### CONSIGNE A
Répondez à ces questions d'après le texte sur la mode :
(i) Chez quelle maison le texte situe-t-il les 50 ans de Karl ?
(ii) Quel âge fête la décennie 2010 selon le texte ?
(iii) En combien de points la tentative de cahier de tendances est-elle annoncée ?
### CONSIGNE B
Transcrivez sans rien changer le passage du texte sur la mode qui débute aux mots « Mais quid des » et s'achève après « vive la mode ! ».

Par Lauren Bastide
Célébrer, c’est marquer le tempo du temps qui passe, compter les années, les décennies, les siècles, en rythme cadencé, ritualisé, perpétuellement recommencé. La mode est certainement de ces domaines où la célébration va de soi. On aime y célébrer l’avènement du New Look, l’entrée de Saint Laurent au musée, les accoutrements du Met Ball, les 50 ans de Karl chez Fendi. On aime aussi découper par décennie ; c’est bien pratique les Swinging 60’s, les 70’s hippies, les rebelles 80’s, les minimalistes 90’s, les Bling bling 2000’s, ça fascine les jeunes filles sur Pinterest, ça inspire les créateurs, et ça place des repères dans l’esprit des consommateurs, des téléspectateurs, des internautes et des journalistes. Bref les choses sont claires et déterminées, on pense dans un long déroulement historique à Twiggy et ses minis, Jane B. et ses paniers, Jeanne Mas et son cuir noir, Kate Moss en Calvin Klein et la collection de it-bags des soeurs Hilton.
Mais quid des 2010 ? Comment notre décennie sera-t-elle caricaturée dans les soirées déguisées des années 2030 ? Que retiendra-t-on de cette décennie qui fête ses 5 ans, comme cet Antidote que vous tenez entre vos mains ? Les robes chairs de Kim K. ou les grandioses défilés croisières des marques de luxe ? Les rayures de Jacquemus ou les Stan Smith des hipsters ? Un peu de tout et de cela à la fois, certainement… Alors c’est parti pour une petite tentative de cahier de tendances mêlé de fashion-fiction en 8 points
1. La mode est morte, vive la mode !

### LISTING
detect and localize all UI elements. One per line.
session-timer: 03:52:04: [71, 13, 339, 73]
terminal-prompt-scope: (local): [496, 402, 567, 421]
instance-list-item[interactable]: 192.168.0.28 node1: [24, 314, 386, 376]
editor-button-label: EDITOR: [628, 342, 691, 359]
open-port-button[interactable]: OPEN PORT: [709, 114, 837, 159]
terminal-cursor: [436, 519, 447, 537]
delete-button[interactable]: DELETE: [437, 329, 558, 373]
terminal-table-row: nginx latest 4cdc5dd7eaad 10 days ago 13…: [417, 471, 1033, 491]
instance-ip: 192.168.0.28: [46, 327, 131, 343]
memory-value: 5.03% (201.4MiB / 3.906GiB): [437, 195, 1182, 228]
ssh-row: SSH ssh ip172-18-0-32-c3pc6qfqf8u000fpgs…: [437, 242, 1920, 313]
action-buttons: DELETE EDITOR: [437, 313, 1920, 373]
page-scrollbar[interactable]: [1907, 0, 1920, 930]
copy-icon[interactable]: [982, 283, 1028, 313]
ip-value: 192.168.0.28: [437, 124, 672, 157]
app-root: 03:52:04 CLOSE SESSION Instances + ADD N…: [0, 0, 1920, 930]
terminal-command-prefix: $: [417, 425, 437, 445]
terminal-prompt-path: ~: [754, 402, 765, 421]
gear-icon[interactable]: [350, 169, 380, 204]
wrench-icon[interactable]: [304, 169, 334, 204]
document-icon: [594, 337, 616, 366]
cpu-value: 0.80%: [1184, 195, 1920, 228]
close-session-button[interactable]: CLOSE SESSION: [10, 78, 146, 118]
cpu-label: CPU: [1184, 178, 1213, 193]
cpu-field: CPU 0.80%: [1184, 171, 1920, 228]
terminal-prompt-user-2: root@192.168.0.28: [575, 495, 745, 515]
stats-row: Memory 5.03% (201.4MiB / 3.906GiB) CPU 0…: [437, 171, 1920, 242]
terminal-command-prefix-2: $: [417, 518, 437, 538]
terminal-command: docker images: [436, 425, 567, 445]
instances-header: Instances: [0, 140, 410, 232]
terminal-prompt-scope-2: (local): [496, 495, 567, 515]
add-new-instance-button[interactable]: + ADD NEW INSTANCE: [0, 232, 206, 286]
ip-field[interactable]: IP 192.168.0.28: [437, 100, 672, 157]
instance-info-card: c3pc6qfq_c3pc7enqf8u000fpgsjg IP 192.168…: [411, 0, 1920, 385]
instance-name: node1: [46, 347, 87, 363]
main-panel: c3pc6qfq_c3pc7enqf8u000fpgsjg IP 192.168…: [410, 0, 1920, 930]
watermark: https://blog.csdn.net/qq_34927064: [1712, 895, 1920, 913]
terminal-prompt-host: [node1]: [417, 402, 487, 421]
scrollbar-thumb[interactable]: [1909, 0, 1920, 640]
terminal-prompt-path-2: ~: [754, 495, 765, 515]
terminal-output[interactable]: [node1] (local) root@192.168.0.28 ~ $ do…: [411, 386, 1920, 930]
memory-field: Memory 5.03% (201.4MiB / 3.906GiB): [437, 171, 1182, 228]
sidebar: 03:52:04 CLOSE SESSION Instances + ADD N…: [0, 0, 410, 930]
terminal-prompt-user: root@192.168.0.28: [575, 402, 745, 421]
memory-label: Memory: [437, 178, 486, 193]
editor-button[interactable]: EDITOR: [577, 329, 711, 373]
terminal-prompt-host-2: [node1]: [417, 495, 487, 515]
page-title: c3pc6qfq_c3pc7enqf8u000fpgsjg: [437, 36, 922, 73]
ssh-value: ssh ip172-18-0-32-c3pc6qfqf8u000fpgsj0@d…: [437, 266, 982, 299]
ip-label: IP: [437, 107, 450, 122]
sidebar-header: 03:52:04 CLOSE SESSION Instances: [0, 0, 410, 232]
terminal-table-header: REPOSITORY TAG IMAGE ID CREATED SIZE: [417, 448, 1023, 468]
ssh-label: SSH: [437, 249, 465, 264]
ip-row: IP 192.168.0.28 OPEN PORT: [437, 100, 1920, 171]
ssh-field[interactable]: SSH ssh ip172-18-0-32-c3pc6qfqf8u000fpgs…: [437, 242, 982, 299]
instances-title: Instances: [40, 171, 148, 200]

### RÉPONSE A
(i) Chez Fendi.
(ii) 5 ans.
(iii) En 8 points.

### RÉPONSE B
Mais quid des 2010 ? Comment notre décennie sera-t-elle caricaturée dans les soirées déguisées des années 2030 ? Que retiendra-t-on de cette décennie qui fête ses 5 ans, comme cet Antidote que vous tenez entre vos mains ? Les robes chairs de Kim K. ou les grandioses défilés croisières des marques de luxe ? Les rayures de Jacquemus ou les Stan Smith des hipsters ? Un peu de tout et de cela à la fois, certainement… Alors c’est parti pour une petite tentative de cahier de tendances mêlé de fashion-fiction en 8 points
1. La mode est morte, vive la mode !